_TASK DESCRIPTION:_ Print each line exactly as it is given.
* Start ENTRIES *
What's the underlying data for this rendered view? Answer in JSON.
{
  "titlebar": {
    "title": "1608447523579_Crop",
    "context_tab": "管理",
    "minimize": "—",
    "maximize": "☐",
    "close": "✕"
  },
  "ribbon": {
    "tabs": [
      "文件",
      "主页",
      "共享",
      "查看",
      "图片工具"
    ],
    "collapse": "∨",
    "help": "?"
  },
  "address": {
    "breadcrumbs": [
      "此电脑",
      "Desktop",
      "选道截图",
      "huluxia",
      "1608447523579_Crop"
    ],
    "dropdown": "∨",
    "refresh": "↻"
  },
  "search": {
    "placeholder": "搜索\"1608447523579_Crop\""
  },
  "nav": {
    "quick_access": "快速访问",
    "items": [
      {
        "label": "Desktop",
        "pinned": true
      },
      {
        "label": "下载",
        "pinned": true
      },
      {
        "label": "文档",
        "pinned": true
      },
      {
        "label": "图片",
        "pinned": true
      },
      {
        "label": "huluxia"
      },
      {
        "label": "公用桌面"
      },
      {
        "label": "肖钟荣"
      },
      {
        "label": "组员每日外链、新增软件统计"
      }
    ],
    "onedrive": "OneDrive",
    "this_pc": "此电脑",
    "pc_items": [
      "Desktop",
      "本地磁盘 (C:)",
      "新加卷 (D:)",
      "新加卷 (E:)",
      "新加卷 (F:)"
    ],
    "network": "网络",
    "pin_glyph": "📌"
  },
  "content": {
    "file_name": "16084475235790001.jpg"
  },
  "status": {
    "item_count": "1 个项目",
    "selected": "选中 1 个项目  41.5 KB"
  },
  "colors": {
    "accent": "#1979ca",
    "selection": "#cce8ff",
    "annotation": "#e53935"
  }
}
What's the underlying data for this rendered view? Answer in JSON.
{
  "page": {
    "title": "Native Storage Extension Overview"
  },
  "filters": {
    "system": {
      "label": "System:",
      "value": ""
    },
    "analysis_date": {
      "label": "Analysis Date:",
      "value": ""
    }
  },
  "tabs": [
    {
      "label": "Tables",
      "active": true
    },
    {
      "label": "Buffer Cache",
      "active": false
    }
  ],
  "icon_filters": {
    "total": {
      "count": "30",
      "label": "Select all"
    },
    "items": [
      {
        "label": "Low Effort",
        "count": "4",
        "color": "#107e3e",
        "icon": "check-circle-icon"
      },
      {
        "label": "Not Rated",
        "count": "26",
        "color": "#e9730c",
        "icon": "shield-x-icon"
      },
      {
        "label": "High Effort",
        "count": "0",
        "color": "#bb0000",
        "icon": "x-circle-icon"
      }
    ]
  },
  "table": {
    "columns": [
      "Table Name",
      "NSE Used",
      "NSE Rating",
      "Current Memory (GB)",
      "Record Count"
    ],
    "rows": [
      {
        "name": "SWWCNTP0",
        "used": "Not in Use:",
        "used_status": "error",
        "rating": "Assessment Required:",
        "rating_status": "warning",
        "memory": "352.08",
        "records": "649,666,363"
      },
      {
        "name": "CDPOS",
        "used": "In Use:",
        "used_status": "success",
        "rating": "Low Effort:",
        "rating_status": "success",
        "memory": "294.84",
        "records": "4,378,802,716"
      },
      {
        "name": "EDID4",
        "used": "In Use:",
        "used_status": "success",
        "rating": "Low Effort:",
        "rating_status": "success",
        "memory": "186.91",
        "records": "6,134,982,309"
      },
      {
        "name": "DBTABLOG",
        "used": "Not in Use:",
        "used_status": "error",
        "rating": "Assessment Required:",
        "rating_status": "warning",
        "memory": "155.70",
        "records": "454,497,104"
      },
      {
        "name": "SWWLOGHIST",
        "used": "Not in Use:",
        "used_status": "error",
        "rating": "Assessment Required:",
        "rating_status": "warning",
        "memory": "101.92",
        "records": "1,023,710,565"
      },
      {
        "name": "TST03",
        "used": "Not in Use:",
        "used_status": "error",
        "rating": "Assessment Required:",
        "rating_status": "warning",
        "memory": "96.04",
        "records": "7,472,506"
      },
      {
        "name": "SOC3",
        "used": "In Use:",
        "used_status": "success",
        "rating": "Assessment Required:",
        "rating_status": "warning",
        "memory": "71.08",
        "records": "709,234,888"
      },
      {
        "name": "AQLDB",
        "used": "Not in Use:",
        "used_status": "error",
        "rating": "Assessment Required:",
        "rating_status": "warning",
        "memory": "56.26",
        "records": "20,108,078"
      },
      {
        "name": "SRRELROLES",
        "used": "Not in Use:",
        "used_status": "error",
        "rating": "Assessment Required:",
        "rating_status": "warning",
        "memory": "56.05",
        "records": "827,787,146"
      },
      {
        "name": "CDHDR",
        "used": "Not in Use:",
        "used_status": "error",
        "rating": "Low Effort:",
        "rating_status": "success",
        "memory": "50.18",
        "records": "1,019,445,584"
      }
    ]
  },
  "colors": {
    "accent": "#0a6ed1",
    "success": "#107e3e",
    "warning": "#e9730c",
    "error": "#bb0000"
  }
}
* End ENTRIES *
_SOLUTION FOR THIS TASK:_
What's the underlying data for this rendered view? Answer in JSON.
{
  "titlebar": {
    "title": "1608447523579_Crop",
    "context_tab": "管理",
    "minimize": "—",
    "maximize": "☐",
    "close": "✕"
  },
  "ribbon": {
    "tabs": [
      "文件",
      "主页",
      "共享",
      "查看",
      "图片工具"
    ],
    "collapse": "∨",
    "help": "?"
  },
  "address": {
    "breadcrumbs": [
      "此电脑",
      "Desktop",
      "选道截图",
      "huluxia",
      "1608447523579_Crop"
    ],
    "dropdown": "∨",
    "refresh": "↻"
  },
  "search": {
    "placeholder": "搜索\"1608447523579_Crop\""
  },
  "nav": {
    "quick_access": "快速访问",
    "items": [
      {
        "label": "Desktop",
        "pinned": true
      },
      {
        "label": "下载",
        "pinned": true
      },
      {
        "label": "文档",
        "pinned": true
      },
      {
        "label": "图片",
        "pinned": true
      },
      {
        "label": "huluxia"
      },
      {
        "label": "公用桌面"
      },
      {
        "label": "肖钟荣"
      },
      {
        "label": "组员每日外链、新增软件统计"
      }
    ],
    "onedrive": "OneDrive",
    "this_pc": "此电脑",
    "pc_items": [
      "Desktop",
      "本地磁盘 (C:)",
      "新加卷 (D:)",
      "新加卷 (E:)",
      "新加卷 (F:)"
    ],
    "network": "网络",
    "pin_glyph": "📌"
  },
  "content": {
    "file_name": "16084475235790001.jpg"
  },
  "status": {
    "item_count": "1 个项目",
    "selected": "选中 1 个项目  41.5 KB"
  },
  "colors": {
    "accent": "#1979ca",
    "selection": "#cce8ff",
    "annotation": "#e53935"
  }
}
What's the underlying data for this rendered view? Answer in JSON.
{
  "page": {
    "title": "Native Storage Extension Overview"
  },
  "filters": {
    "system": {
      "label": "System:",
      "value": ""
    },
    "analysis_date": {
      "label": "Analysis Date:",
      "value": ""
    }
  },
  "tabs": [
    {
      "label": "Tables",
      "active": true
    },
    {
      "label": "Buffer Cache",
      "active": false
    }
  ],
  "icon_filters": {
    "total": {
      "count": "30",
      "label": "Select all"
    },
    "items": [
      {
        "label": "Low Effort",
        "count": "4",
        "color": "#107e3e",
        "icon": "check-circle-icon"
      },
      {
        "label": "Not Rated",
        "count": "26",
        "color": "#e9730c",
        "icon": "shield-x-icon"
      },
      {
        "label": "High Effort",
        "count": "0",
        "color": "#bb0000",
        "icon": "x-circle-icon"
      }
    ]
  },
  "table": {
    "columns": [
      "Table Name",
      "NSE Used",
      "NSE Rating",
      "Current Memory (GB)",
      "Record Count"
    ],
    "rows": [
      {
        "name": "SWWCNTP0",
        "used": "Not in Use:",
        "used_status": "error",
        "rating": "Assessment Required:",
        "rating_status": "warning",
        "memory": "352.08",
        "records": "649,666,363"
      },
      {
        "name": "CDPOS",
        "used": "In Use:",
        "used_status": "success",
        "rating": "Low Effort:",
        "rating_status": "success",
        "memory": "294.84",
        "records": "4,378,802,716"
      },
      {
        "name": "EDID4",
        "used": "In Use:",
        "used_status": "success",
        "rating": "Low Effort:",
        "rating_status": "success",
        "memory": "186.91",
        "records": "6,134,982,309"
      },
      {
        "name": "DBTABLOG",
        "used": "Not in Use:",
        "used_status": "error",
        "rating": "Assessment Required:",
        "rating_status": "warning",
        "memory": "155.70",
        "records": "454,497,104"
      },
      {
        "name": "SWWLOGHIST",
        "used": "Not in Use:",
        "used_status": "error",
        "rating": "Assessment Required:",
        "rating_status": "warning",
        "memory": "101.92",
        "records": "1,023,710,565"
      },
      {
        "name": "TST03",
        "used": "Not in Use:",
        "used_status": "error",
        "rating": "Assessment Required:",
        "rating_status": "warning",
        "memory": "96.04",
        "records": "7,472,506"
      },
      {
        "name": "SOC3",
        "used": "In Use:",
        "used_status": "success",
        "rating": "Assessment Required:",
        "rating_status": "warning",
        "memory": "71.08",
        "records": "709,234,888"
      },
      {
        "name": "AQLDB",
        "used": "Not in Use:",
        "used_status": "error",
        "rating": "Assessment Required:",
        "rating_status": "warning",
        "memory": "56.26",
        "records": "20,108,078"
      },
      {
        "name": "SRRELROLES",
        "used": "Not in Use:",
        "used_status": "error",
        "rating": "Assessment Required:",
        "rating_status": "warning",
        "memory": "56.05",
        "records": "827,787,146"
      },
      {
        "name": "CDHDR",
        "used": "Not in Use:",
        "used_status": "error",
        "rating": "Low Effort:",
        "rating_status": "success",
        "memory": "50.18",
        "records": "1,019,445,584"
      }
    ]
  },
  "colors": {
    "accent": "#0a6ed1",
    "success": "#107e3e",
    "warning": "#e9730c",
    "error": "#bb0000"
  }
}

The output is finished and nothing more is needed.